--- WHAT TO DO ---
List all lines of the data containing the word "Strahlung".

----- SUPPLIED MATERIAL -----

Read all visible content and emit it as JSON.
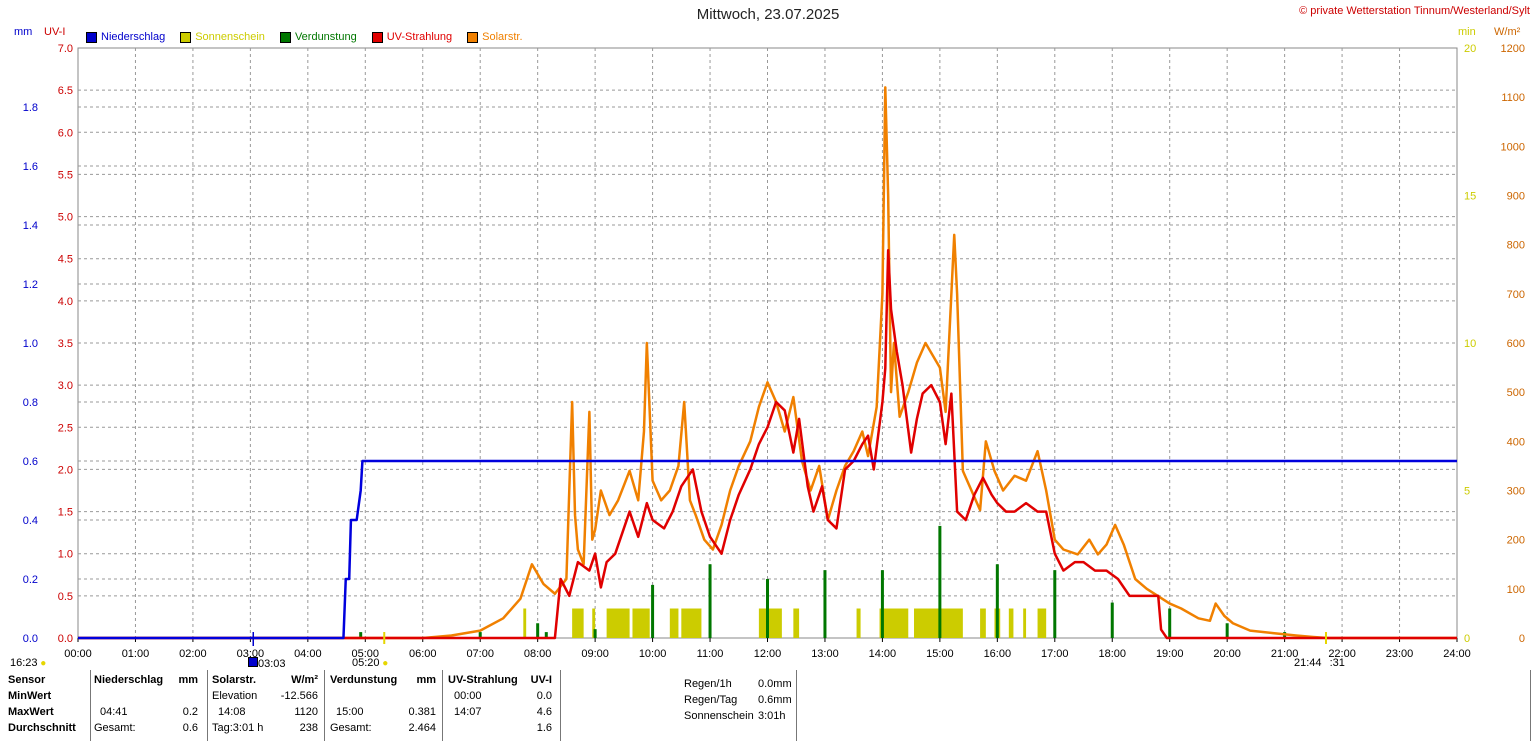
{
  "title": "Mittwoch, 23.07.2025",
  "copyright": "© private Wetterstation Tinnum/Westerland/Sylt",
  "axis_units": {
    "left_mm": "mm",
    "left_uv": "UV-I",
    "right_min": "min",
    "right_wm2": "W/m²"
  },
  "legend": [
    {
      "label": "Niederschlag",
      "color": "#0000cc",
      "text_color": "#0000cc"
    },
    {
      "label": "Sonnenschein",
      "color": "#cccc00",
      "text_color": "#cccc00"
    },
    {
      "label": "Verdunstung",
      "color": "#007700",
      "text_color": "#007700"
    },
    {
      "label": "UV-Strahlung",
      "color": "#e00000",
      "text_color": "#e00000"
    },
    {
      "label": "Solarstr.",
      "color": "#f08000",
      "text_color": "#f08000"
    }
  ],
  "markers": {
    "sunrise_prev": "16:23",
    "moon": "03:03",
    "sunrise": "05:20",
    "sunset": "21:44",
    "sunset_suffix": ":31"
  },
  "chart_data": {
    "type": "line",
    "x_unit": "hour",
    "x_ticks": [
      "00:00",
      "01:00",
      "02:00",
      "03:00",
      "04:00",
      "05:00",
      "06:00",
      "07:00",
      "08:00",
      "09:00",
      "10:00",
      "11:00",
      "12:00",
      "13:00",
      "14:00",
      "15:00",
      "16:00",
      "17:00",
      "18:00",
      "19:00",
      "20:00",
      "21:00",
      "22:00",
      "23:00",
      "24:00"
    ],
    "xlim": [
      0,
      24
    ],
    "axes": {
      "mm": {
        "ticks": [
          "0.0",
          "0.2",
          "0.4",
          "0.6",
          "0.8",
          "1.0",
          "1.2",
          "1.4",
          "1.6",
          "1.8"
        ],
        "ylim": [
          0,
          2.0
        ],
        "color": "#0000cc"
      },
      "uv": {
        "ticks": [
          "0.0",
          "0.5",
          "1.0",
          "1.5",
          "2.0",
          "2.5",
          "3.0",
          "3.5",
          "4.0",
          "4.5",
          "5.0",
          "5.5",
          "6.0",
          "6.5",
          "7.0"
        ],
        "ylim": [
          0,
          7.0
        ],
        "color": "#cc0000"
      },
      "min": {
        "ticks": [
          "0",
          "5",
          "10",
          "15",
          "20"
        ],
        "ylim": [
          0,
          20
        ],
        "color": "#cccc00"
      },
      "wm2": {
        "ticks": [
          "0",
          "100",
          "200",
          "300",
          "400",
          "500",
          "600",
          "700",
          "800",
          "900",
          "1000",
          "1100",
          "1200"
        ],
        "ylim": [
          0,
          1200
        ],
        "color": "#cc6600"
      }
    },
    "grid": true,
    "series": [
      {
        "name": "Niederschlag",
        "axis": "mm",
        "color": "#0000dd",
        "x": [
          0,
          4.62,
          4.66,
          4.72,
          4.75,
          4.85,
          4.92,
          4.95,
          24
        ],
        "y": [
          0,
          0,
          0.2,
          0.2,
          0.4,
          0.4,
          0.5,
          0.6,
          0.6
        ]
      },
      {
        "name": "UV-Strahlung",
        "axis": "uv",
        "color": "#e00000",
        "x": [
          0,
          8.3,
          8.4,
          8.55,
          8.7,
          8.9,
          9.0,
          9.1,
          9.2,
          9.35,
          9.5,
          9.6,
          9.75,
          9.9,
          10.0,
          10.2,
          10.35,
          10.5,
          10.6,
          10.7,
          10.85,
          11.0,
          11.1,
          11.2,
          11.35,
          11.5,
          11.7,
          11.85,
          12.0,
          12.15,
          12.3,
          12.45,
          12.55,
          12.7,
          12.8,
          12.95,
          13.05,
          13.2,
          13.35,
          13.5,
          13.65,
          13.75,
          13.85,
          14.0,
          14.05,
          14.1,
          14.15,
          14.25,
          14.35,
          14.5,
          14.6,
          14.7,
          14.85,
          15.0,
          15.1,
          15.2,
          15.3,
          15.45,
          15.6,
          15.75,
          15.9,
          16.0,
          16.15,
          16.3,
          16.5,
          16.7,
          16.85,
          17.0,
          17.15,
          17.35,
          17.5,
          17.7,
          17.9,
          18.1,
          18.3,
          18.6,
          18.8,
          18.85,
          18.95,
          24
        ],
        "y": [
          0,
          0,
          0.7,
          0.5,
          0.9,
          0.8,
          1.0,
          0.6,
          0.9,
          1.0,
          1.3,
          1.5,
          1.2,
          1.6,
          1.4,
          1.3,
          1.5,
          1.8,
          1.9,
          2.0,
          1.5,
          1.2,
          1.1,
          1.0,
          1.4,
          1.7,
          2.0,
          2.3,
          2.5,
          2.8,
          2.7,
          2.2,
          2.6,
          1.8,
          1.5,
          1.8,
          1.4,
          1.3,
          2.0,
          2.1,
          2.3,
          2.4,
          2.0,
          2.8,
          3.2,
          4.6,
          3.9,
          3.4,
          3.0,
          2.2,
          2.6,
          2.9,
          3.0,
          2.8,
          2.3,
          2.9,
          1.5,
          1.4,
          1.7,
          1.9,
          1.7,
          1.6,
          1.5,
          1.5,
          1.6,
          1.5,
          1.5,
          1.0,
          0.8,
          0.9,
          0.9,
          0.8,
          0.8,
          0.7,
          0.5,
          0.5,
          0.5,
          0.1,
          0,
          0
        ]
      },
      {
        "name": "Solarstr.",
        "axis": "wm2",
        "color": "#f08000",
        "x": [
          0,
          6.0,
          6.5,
          7.0,
          7.4,
          7.7,
          7.9,
          8.1,
          8.3,
          8.5,
          8.6,
          8.65,
          8.7,
          8.8,
          8.9,
          8.95,
          9.0,
          9.1,
          9.25,
          9.4,
          9.6,
          9.75,
          9.85,
          9.9,
          10.0,
          10.15,
          10.3,
          10.45,
          10.55,
          10.65,
          10.75,
          10.9,
          11.05,
          11.2,
          11.35,
          11.5,
          11.7,
          11.85,
          12.0,
          12.15,
          12.3,
          12.45,
          12.6,
          12.75,
          12.9,
          13.05,
          13.2,
          13.35,
          13.5,
          13.65,
          13.75,
          13.9,
          14.0,
          14.05,
          14.1,
          14.15,
          14.2,
          14.3,
          14.45,
          14.6,
          14.75,
          14.85,
          15.0,
          15.1,
          15.25,
          15.3,
          15.4,
          15.55,
          15.7,
          15.8,
          15.95,
          16.1,
          16.3,
          16.5,
          16.7,
          16.85,
          17.0,
          17.15,
          17.4,
          17.6,
          17.75,
          17.9,
          18.05,
          18.2,
          18.4,
          18.6,
          18.8,
          19.0,
          19.2,
          19.5,
          19.7,
          19.8,
          19.95,
          20.1,
          20.4,
          20.8,
          21.2,
          21.5,
          21.75,
          24
        ],
        "y": [
          0,
          0,
          5,
          15,
          40,
          80,
          150,
          110,
          90,
          120,
          480,
          250,
          180,
          150,
          460,
          200,
          220,
          300,
          250,
          280,
          340,
          280,
          420,
          600,
          320,
          280,
          300,
          350,
          480,
          280,
          250,
          200,
          180,
          230,
          300,
          350,
          400,
          470,
          520,
          480,
          420,
          490,
          360,
          300,
          350,
          240,
          300,
          350,
          380,
          420,
          370,
          470,
          700,
          1120,
          900,
          500,
          600,
          450,
          500,
          560,
          600,
          580,
          550,
          460,
          820,
          700,
          340,
          300,
          260,
          400,
          340,
          300,
          330,
          320,
          380,
          300,
          200,
          180,
          170,
          200,
          170,
          190,
          230,
          190,
          120,
          100,
          85,
          70,
          60,
          40,
          35,
          70,
          45,
          30,
          15,
          10,
          5,
          2,
          0,
          0
        ]
      }
    ],
    "bars": [
      {
        "name": "Verdunstung",
        "axis": "mm",
        "color": "#007700",
        "x": [
          4.92,
          7.0,
          8.0,
          8.15,
          9.0,
          10.0,
          11.0,
          12.0,
          13.0,
          14.0,
          15.0,
          16.0,
          17.0,
          18.0,
          19.0,
          20.0,
          21.0
        ],
        "y": [
          0.02,
          0.02,
          0.05,
          0.02,
          0.03,
          0.18,
          0.25,
          0.2,
          0.23,
          0.23,
          0.38,
          0.25,
          0.23,
          0.12,
          0.1,
          0.05,
          0.02
        ]
      },
      {
        "name": "Sonnenschein",
        "axis": "min",
        "color": "#cccc00",
        "ranges": [
          [
            7.75,
            7.8
          ],
          [
            8.6,
            8.8
          ],
          [
            8.95,
            9.0
          ],
          [
            9.2,
            9.6
          ],
          [
            9.65,
            9.95
          ],
          [
            10.3,
            10.45
          ],
          [
            10.5,
            10.85
          ],
          [
            11.85,
            12.25
          ],
          [
            12.45,
            12.55
          ],
          [
            13.55,
            13.62
          ],
          [
            13.95,
            14.45
          ],
          [
            14.55,
            15.4
          ],
          [
            15.7,
            15.8
          ],
          [
            15.95,
            16.05
          ],
          [
            16.2,
            16.28
          ],
          [
            16.45,
            16.5
          ],
          [
            16.7,
            16.85
          ]
        ],
        "y": 1
      }
    ]
  },
  "stats": {
    "headers": {
      "sensor": "Sensor",
      "niederschlag": "Niederschlag",
      "mm1": "mm",
      "solar": "Solarstr.",
      "wm2": "W/m²",
      "verdunstung": "Verdunstung",
      "mm2": "mm",
      "uv": "UV-Strahlung",
      "uvi": "UV-I"
    },
    "labels": {
      "min": "MinWert",
      "max": "MaxWert",
      "avg": "Durchschnitt"
    },
    "niederschlag": {
      "max_time": "04:41",
      "max_val": "0.2",
      "avg_label": "Gesamt:",
      "avg_val": "0.6"
    },
    "solar": {
      "elev_label": "Elevation",
      "elev_val": "-12.566",
      "max_time": "14:08",
      "max_val": "1120",
      "avg_label": "Tag:3:01 h",
      "avg_val": "238"
    },
    "verdunstung": {
      "max_time": "15:00",
      "max_val": "0.381",
      "avg_label": "Gesamt:",
      "avg_val": "2.464"
    },
    "uv": {
      "min_time": "00:00",
      "min_val": "0.0",
      "max_time": "14:07",
      "max_val": "4.6",
      "avg_val": "1.6"
    },
    "summary": [
      {
        "label": "Regen/1h",
        "value": "0.0mm"
      },
      {
        "label": "Regen/Tag",
        "value": "0.6mm"
      },
      {
        "label": "Sonnenschein",
        "value": "3:01h"
      }
    ]
  }
}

-----

--- FINISHED EXERCISE ---
      "label": "UV-Strahlung",
        "name": "UV-Strahlung",
      "uv": "UV-Strahlung",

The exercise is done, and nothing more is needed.